[Begin]
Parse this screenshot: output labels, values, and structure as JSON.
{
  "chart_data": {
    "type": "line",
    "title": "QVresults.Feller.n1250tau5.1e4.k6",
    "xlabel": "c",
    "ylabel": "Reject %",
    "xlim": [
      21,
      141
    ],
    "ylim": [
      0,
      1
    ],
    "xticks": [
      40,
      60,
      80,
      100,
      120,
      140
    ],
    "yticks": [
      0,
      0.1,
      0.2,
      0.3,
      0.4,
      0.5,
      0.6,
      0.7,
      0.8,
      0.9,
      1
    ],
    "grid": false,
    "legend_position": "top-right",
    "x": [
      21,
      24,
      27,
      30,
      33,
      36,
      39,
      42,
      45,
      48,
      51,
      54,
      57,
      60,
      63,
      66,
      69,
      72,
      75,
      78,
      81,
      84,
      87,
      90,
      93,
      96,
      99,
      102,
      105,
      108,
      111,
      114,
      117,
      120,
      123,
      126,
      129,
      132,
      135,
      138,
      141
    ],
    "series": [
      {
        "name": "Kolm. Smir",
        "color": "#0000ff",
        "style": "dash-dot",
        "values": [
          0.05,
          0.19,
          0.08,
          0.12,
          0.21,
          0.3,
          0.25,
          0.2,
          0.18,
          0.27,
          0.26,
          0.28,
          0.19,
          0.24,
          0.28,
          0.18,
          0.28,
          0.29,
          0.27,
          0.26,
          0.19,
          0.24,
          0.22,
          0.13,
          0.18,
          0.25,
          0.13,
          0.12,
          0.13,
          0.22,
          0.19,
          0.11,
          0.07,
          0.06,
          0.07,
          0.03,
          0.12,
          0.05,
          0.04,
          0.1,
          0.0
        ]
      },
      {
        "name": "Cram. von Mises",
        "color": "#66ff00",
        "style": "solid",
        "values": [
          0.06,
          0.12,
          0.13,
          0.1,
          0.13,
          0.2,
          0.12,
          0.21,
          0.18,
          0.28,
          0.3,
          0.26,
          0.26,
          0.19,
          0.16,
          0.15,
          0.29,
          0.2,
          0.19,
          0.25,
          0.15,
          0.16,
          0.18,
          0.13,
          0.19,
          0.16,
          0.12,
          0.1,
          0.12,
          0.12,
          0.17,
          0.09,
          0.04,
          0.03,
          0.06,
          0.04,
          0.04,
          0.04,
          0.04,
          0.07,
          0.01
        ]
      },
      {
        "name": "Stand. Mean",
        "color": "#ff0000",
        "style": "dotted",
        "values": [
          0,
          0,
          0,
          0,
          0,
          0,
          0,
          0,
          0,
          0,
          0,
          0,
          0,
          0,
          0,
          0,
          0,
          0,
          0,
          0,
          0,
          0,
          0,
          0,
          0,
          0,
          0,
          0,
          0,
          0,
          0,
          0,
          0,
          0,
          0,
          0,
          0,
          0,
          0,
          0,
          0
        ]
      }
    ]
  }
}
[End]
BRIEF :: Reproduce every entry shown above, precisely as it stands.

RESULT FOR THIS EXERCISE ::
Parse this screenshot: output labels, values, and structure as JSON.
{
  "chart_data": {
    "type": "line",
    "title": "QVresults.Feller.n1250tau5.1e4.k6",
    "xlabel": "c",
    "ylabel": "Reject %",
    "xlim": [
      21,
      141
    ],
    "ylim": [
      0,
      1
    ],
    "xticks": [
      40,
      60,
      80,
      100,
      120,
      140
    ],
    "yticks": [
      0,
      0.1,
      0.2,
      0.3,
      0.4,
      0.5,
      0.6,
      0.7,
      0.8,
      0.9,
      1
    ],
    "grid": false,
    "legend_position": "top-right",
    "x": [
      21,
      24,
      27,
      30,
      33,
      36,
      39,
      42,
      45,
      48,
      51,
      54,
      57,
      60,
      63,
      66,
      69,
      72,
      75,
      78,
      81,
      84,
      87,
      90,
      93,
      96,
      99,
      102,
      105,
      108,
      111,
      114,
      117,
      120,
      123,
      126,
      129,
      132,
      135,
      138,
      141
    ],
    "series": [
      {
        "name": "Kolm. Smir",
        "color": "#0000ff",
        "style": "dash-dot",
        "values": [
          0.05,
          0.19,
          0.08,
          0.12,
          0.21,
          0.3,
          0.25,
          0.2,
          0.18,
          0.27,
          0.26,
          0.28,
          0.19,
          0.24,
          0.28,
          0.18,
          0.28,
          0.29,
          0.27,
          0.26,
          0.19,
          0.24,
          0.22,
          0.13,
          0.18,
          0.25,
          0.13,
          0.12,
          0.13,
          0.22,
          0.19,
          0.11,
          0.07,
          0.06,
          0.07,
          0.03,
          0.12,
          0.05,
          0.04,
          0.1,
          0.0
        ]
      },
      {
        "name": "Cram. von Mises",
        "color": "#66ff00",
        "style": "solid",
        "values": [
          0.06,
          0.12,
          0.13,
          0.1,
          0.13,
          0.2,
          0.12,
          0.21,
          0.18,
          0.28,
          0.3,
          0.26,
          0.26,
          0.19,
          0.16,
          0.15,
          0.29,
          0.2,
          0.19,
          0.25,
          0.15,
          0.16,
          0.18,
          0.13,
          0.19,
          0.16,
          0.12,
          0.1,
          0.12,
          0.12,
          0.17,
          0.09,
          0.04,
          0.03,
          0.06,
          0.04,
          0.04,
          0.04,
          0.04,
          0.07,
          0.01
        ]
      },
      {
        "name": "Stand. Mean",
        "color": "#ff0000",
        "style": "dotted",
        "values": [
          0,
          0,
          0,
          0,
          0,
          0,
          0,
          0,
          0,
          0,
          0,
          0,
          0,
          0,
          0,
          0,
          0,
          0,
          0,
          0,
          0,
          0,
          0,
          0,
          0,
          0,
          0,
          0,
          0,
          0,
          0,
          0,
          0,
          0,
          0,
          0,
          0,
          0,
          0,
          0,
          0
        ]
      }
    ]
  }
}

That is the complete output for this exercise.